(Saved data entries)
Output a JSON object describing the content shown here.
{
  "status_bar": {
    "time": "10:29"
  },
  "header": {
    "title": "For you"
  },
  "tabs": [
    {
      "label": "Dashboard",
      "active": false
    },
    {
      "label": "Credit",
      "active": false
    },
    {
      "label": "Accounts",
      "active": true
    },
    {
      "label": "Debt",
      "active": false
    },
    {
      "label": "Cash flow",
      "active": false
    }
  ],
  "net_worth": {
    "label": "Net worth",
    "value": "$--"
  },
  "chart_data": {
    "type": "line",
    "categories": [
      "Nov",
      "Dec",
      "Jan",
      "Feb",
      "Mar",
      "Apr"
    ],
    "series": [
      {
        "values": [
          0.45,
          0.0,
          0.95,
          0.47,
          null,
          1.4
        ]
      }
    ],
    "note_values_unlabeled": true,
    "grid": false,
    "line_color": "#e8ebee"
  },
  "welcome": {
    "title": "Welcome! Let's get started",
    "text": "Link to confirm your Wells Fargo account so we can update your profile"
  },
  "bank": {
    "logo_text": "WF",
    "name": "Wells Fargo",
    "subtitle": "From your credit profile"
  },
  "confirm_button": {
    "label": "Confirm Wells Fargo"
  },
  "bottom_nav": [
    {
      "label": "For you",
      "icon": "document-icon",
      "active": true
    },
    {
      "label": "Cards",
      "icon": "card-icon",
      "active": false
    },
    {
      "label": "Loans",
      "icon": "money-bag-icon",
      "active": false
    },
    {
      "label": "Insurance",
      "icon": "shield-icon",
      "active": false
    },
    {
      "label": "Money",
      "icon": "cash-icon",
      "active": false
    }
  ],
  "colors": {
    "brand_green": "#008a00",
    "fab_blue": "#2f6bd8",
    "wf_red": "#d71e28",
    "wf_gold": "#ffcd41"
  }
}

# STATED EXERCISE
Retype the whole listing, matching it exactly.

# ANSWER TO THE EXERCISE
Output a JSON object describing the content shown here.
{
  "status_bar": {
    "time": "10:29"
  },
  "header": {
    "title": "For you"
  },
  "tabs": [
    {
      "label": "Dashboard",
      "active": false
    },
    {
      "label": "Credit",
      "active": false
    },
    {
      "label": "Accounts",
      "active": true
    },
    {
      "label": "Debt",
      "active": false
    },
    {
      "label": "Cash flow",
      "active": false
    }
  ],
  "net_worth": {
    "label": "Net worth",
    "value": "$--"
  },
  "chart_data": {
    "type": "line",
    "categories": [
      "Nov",
      "Dec",
      "Jan",
      "Feb",
      "Mar",
      "Apr"
    ],
    "series": [
      {
        "values": [
          0.45,
          0.0,
          0.95,
          0.47,
          null,
          1.4
        ]
      }
    ],
    "note_values_unlabeled": true,
    "grid": false,
    "line_color": "#e8ebee"
  },
  "welcome": {
    "title": "Welcome! Let's get started",
    "text": "Link to confirm your Wells Fargo account so we can update your profile"
  },
  "bank": {
    "logo_text": "WF",
    "name": "Wells Fargo",
    "subtitle": "From your credit profile"
  },
  "confirm_button": {
    "label": "Confirm Wells Fargo"
  },
  "bottom_nav": [
    {
      "label": "For you",
      "icon": "document-icon",
      "active": true
    },
    {
      "label": "Cards",
      "icon": "card-icon",
      "active": false
    },
    {
      "label": "Loans",
      "icon": "money-bag-icon",
      "active": false
    },
    {
      "label": "Insurance",
      "icon": "shield-icon",
      "active": false
    },
    {
      "label": "Money",
      "icon": "cash-icon",
      "active": false
    }
  ],
  "colors": {
    "brand_green": "#008a00",
    "fab_blue": "#2f6bd8",
    "wf_red": "#d71e28",
    "wf_gold": "#ffcd41"
  }
}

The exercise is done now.